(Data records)

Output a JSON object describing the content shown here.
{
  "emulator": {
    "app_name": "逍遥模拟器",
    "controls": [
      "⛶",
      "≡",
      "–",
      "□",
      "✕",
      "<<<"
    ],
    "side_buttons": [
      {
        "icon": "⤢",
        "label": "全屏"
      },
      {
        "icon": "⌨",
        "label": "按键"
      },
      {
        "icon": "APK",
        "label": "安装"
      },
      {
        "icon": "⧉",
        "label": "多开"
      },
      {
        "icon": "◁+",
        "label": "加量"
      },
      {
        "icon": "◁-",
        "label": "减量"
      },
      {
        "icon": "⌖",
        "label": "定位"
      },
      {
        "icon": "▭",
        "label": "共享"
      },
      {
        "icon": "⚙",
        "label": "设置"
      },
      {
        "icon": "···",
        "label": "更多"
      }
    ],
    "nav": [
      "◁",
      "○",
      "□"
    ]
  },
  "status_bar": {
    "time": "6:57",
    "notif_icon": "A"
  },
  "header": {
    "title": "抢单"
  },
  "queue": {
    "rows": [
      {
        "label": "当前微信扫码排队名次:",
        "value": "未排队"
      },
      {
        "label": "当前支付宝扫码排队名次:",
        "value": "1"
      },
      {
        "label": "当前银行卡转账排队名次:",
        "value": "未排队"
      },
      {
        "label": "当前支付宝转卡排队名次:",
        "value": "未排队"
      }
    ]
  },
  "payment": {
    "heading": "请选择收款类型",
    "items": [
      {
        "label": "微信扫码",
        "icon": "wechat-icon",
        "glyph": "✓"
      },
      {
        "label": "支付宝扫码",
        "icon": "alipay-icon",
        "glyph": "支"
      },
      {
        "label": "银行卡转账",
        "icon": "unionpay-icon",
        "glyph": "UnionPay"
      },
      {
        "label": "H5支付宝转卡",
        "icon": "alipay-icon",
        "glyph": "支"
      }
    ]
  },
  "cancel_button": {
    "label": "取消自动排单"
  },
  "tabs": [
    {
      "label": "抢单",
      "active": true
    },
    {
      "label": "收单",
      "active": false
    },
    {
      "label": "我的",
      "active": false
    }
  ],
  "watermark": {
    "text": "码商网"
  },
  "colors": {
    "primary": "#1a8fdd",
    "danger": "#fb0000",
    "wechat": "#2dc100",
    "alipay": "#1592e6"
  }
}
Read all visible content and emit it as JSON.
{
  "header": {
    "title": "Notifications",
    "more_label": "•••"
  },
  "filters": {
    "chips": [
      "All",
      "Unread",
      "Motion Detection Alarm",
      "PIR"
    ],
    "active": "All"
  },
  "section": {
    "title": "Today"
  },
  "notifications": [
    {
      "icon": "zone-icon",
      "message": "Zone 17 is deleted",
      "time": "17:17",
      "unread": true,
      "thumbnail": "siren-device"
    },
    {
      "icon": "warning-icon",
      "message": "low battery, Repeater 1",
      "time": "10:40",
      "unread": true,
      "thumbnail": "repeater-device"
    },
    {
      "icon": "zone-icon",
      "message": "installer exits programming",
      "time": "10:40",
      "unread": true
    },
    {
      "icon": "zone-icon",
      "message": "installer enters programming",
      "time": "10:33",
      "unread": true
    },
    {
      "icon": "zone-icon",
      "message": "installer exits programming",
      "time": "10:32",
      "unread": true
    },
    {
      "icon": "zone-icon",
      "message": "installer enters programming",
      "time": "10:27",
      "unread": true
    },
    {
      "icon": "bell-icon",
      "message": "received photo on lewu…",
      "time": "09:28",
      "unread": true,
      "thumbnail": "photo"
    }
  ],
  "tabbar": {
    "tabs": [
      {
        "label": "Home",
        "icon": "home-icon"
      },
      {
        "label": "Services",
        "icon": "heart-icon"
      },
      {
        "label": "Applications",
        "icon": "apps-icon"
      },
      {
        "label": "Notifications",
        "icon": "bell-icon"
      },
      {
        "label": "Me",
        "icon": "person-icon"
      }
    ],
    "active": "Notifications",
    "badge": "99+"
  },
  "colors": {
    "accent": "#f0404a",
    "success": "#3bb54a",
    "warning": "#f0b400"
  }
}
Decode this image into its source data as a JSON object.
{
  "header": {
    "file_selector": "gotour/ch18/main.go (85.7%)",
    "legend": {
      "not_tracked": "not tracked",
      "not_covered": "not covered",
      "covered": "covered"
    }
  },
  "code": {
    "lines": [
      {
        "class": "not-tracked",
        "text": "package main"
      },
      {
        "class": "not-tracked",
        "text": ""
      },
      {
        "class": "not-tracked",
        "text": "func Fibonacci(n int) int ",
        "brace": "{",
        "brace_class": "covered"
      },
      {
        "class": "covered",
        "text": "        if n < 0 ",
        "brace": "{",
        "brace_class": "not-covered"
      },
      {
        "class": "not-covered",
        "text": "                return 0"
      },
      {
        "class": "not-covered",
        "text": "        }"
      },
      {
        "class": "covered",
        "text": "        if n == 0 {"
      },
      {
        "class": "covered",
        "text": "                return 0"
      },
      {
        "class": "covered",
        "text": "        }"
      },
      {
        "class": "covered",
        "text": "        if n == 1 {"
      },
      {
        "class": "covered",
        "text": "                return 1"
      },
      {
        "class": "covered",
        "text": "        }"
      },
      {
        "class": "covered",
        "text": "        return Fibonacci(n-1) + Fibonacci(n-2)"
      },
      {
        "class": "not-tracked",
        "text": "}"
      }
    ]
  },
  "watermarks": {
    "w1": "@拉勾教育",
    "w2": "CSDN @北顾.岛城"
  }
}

### [WORK REQUIRED]
Print the records above exactly as they appear.

### [SOLUTION]
Output a JSON object describing the content shown here.
{
  "emulator": {
    "app_name": "逍遥模拟器",
    "controls": [
      "⛶",
      "≡",
      "–",
      "□",
      "✕",
      "<<<"
    ],
    "side_buttons": [
      {
        "icon": "⤢",
        "label": "全屏"
      },
      {
        "icon": "⌨",
        "label": "按键"
      },
      {
        "icon": "APK",
        "label": "安装"
      },
      {
        "icon": "⧉",
        "label": "多开"
      },
      {
        "icon": "◁+",
        "label": "加量"
      },
      {
        "icon": "◁-",
        "label": "减量"
      },
      {
        "icon": "⌖",
        "label": "定位"
      },
      {
        "icon": "▭",
        "label": "共享"
      },
      {
        "icon": "⚙",
        "label": "设置"
      },
      {
        "icon": "···",
        "label": "更多"
      }
    ],
    "nav": [
      "◁",
      "○",
      "□"
    ]
  },
  "status_bar": {
    "time": "6:57",
    "notif_icon": "A"
  },
  "header": {
    "title": "抢单"
  },
  "queue": {
    "rows": [
      {
        "label": "当前微信扫码排队名次:",
        "value": "未排队"
      },
      {
        "label": "当前支付宝扫码排队名次:",
        "value": "1"
      },
      {
        "label": "当前银行卡转账排队名次:",
        "value": "未排队"
      },
      {
        "label": "当前支付宝转卡排队名次:",
        "value": "未排队"
      }
    ]
  },
  "payment": {
    "heading": "请选择收款类型",
    "items": [
      {
        "label": "微信扫码",
        "icon": "wechat-icon",
        "glyph": "✓"
      },
      {
        "label": "支付宝扫码",
        "icon": "alipay-icon",
        "glyph": "支"
      },
      {
        "label": "银行卡转账",
        "icon": "unionpay-icon",
        "glyph": "UnionPay"
      },
      {
        "label": "H5支付宝转卡",
        "icon": "alipay-icon",
        "glyph": "支"
      }
    ]
  },
  "cancel_button": {
    "label": "取消自动排单"
  },
  "tabs": [
    {
      "label": "抢单",
      "active": true
    },
    {
      "label": "收单",
      "active": false
    },
    {
      "label": "我的",
      "active": false
    }
  ],
  "watermark": {
    "text": "码商网"
  },
  "colors": {
    "primary": "#1a8fdd",
    "danger": "#fb0000",
    "wechat": "#2dc100",
    "alipay": "#1592e6"
  }
}
Read all visible content and emit it as JSON.
{
  "header": {
    "title": "Notifications",
    "more_label": "•••"
  },
  "filters": {
    "chips": [
      "All",
      "Unread",
      "Motion Detection Alarm",
      "PIR"
    ],
    "active": "All"
  },
  "section": {
    "title": "Today"
  },
  "notifications": [
    {
      "icon": "zone-icon",
      "message": "Zone 17 is deleted",
      "time": "17:17",
      "unread": true,
      "thumbnail": "siren-device"
    },
    {
      "icon": "warning-icon",
      "message": "low battery, Repeater 1",
      "time": "10:40",
      "unread": true,
      "thumbnail": "repeater-device"
    },
    {
      "icon": "zone-icon",
      "message": "installer exits programming",
      "time": "10:40",
      "unread": true
    },
    {
      "icon": "zone-icon",
      "message": "installer enters programming",
      "time": "10:33",
      "unread": true
    },
    {
      "icon": "zone-icon",
      "message": "installer exits programming",
      "time": "10:32",
      "unread": true
    },
    {
      "icon": "zone-icon",
      "message": "installer enters programming",
      "time": "10:27",
      "unread": true
    },
    {
      "icon": "bell-icon",
      "message": "received photo on lewu…",
      "time": "09:28",
      "unread": true,
      "thumbnail": "photo"
    }
  ],
  "tabbar": {
    "tabs": [
      {
        "label": "Home",
        "icon": "home-icon"
      },
      {
        "label": "Services",
        "icon": "heart-icon"
      },
      {
        "label": "Applications",
        "icon": "apps-icon"
      },
      {
        "label": "Notifications",
        "icon": "bell-icon"
      },
      {
        "label": "Me",
        "icon": "person-icon"
      }
    ],
    "active": "Notifications",
    "badge": "99+"
  },
  "colors": {
    "accent": "#f0404a",
    "success": "#3bb54a",
    "warning": "#f0b400"
  }
}
Decode this image into its source data as a JSON object.
{
  "header": {
    "file_selector": "gotour/ch18/main.go (85.7%)",
    "legend": {
      "not_tracked": "not tracked",
      "not_covered": "not covered",
      "covered": "covered"
    }
  },
  "code": {
    "lines": [
      {
        "class": "not-tracked",
        "text": "package main"
      },
      {
        "class": "not-tracked",
        "text": ""
      },
      {
        "class": "not-tracked",
        "text": "func Fibonacci(n int) int ",
        "brace": "{",
        "brace_class": "covered"
      },
      {
        "class": "covered",
        "text": "        if n < 0 ",
        "brace": "{",
        "brace_class": "not-covered"
      },
      {
        "class": "not-covered",
        "text": "                return 0"
      },
      {
        "class": "not-covered",
        "text": "        }"
      },
      {
        "class": "covered",
        "text": "        if n == 0 {"
      },
      {
        "class": "covered",
        "text": "                return 0"
      },
      {
        "class": "covered",
        "text": "        }"
      },
      {
        "class": "covered",
        "text": "        if n == 1 {"
      },
      {
        "class": "covered",
        "text": "                return 1"
      },
      {
        "class": "covered",
        "text": "        }"
      },
      {
        "class": "covered",
        "text": "        return Fibonacci(n-1) + Fibonacci(n-2)"
      },
      {
        "class": "not-tracked",
        "text": "}"
      }
    ]
  },
  "watermarks": {
    "w1": "@拉勾教育",
    "w2": "CSDN @北顾.岛城"
  }
}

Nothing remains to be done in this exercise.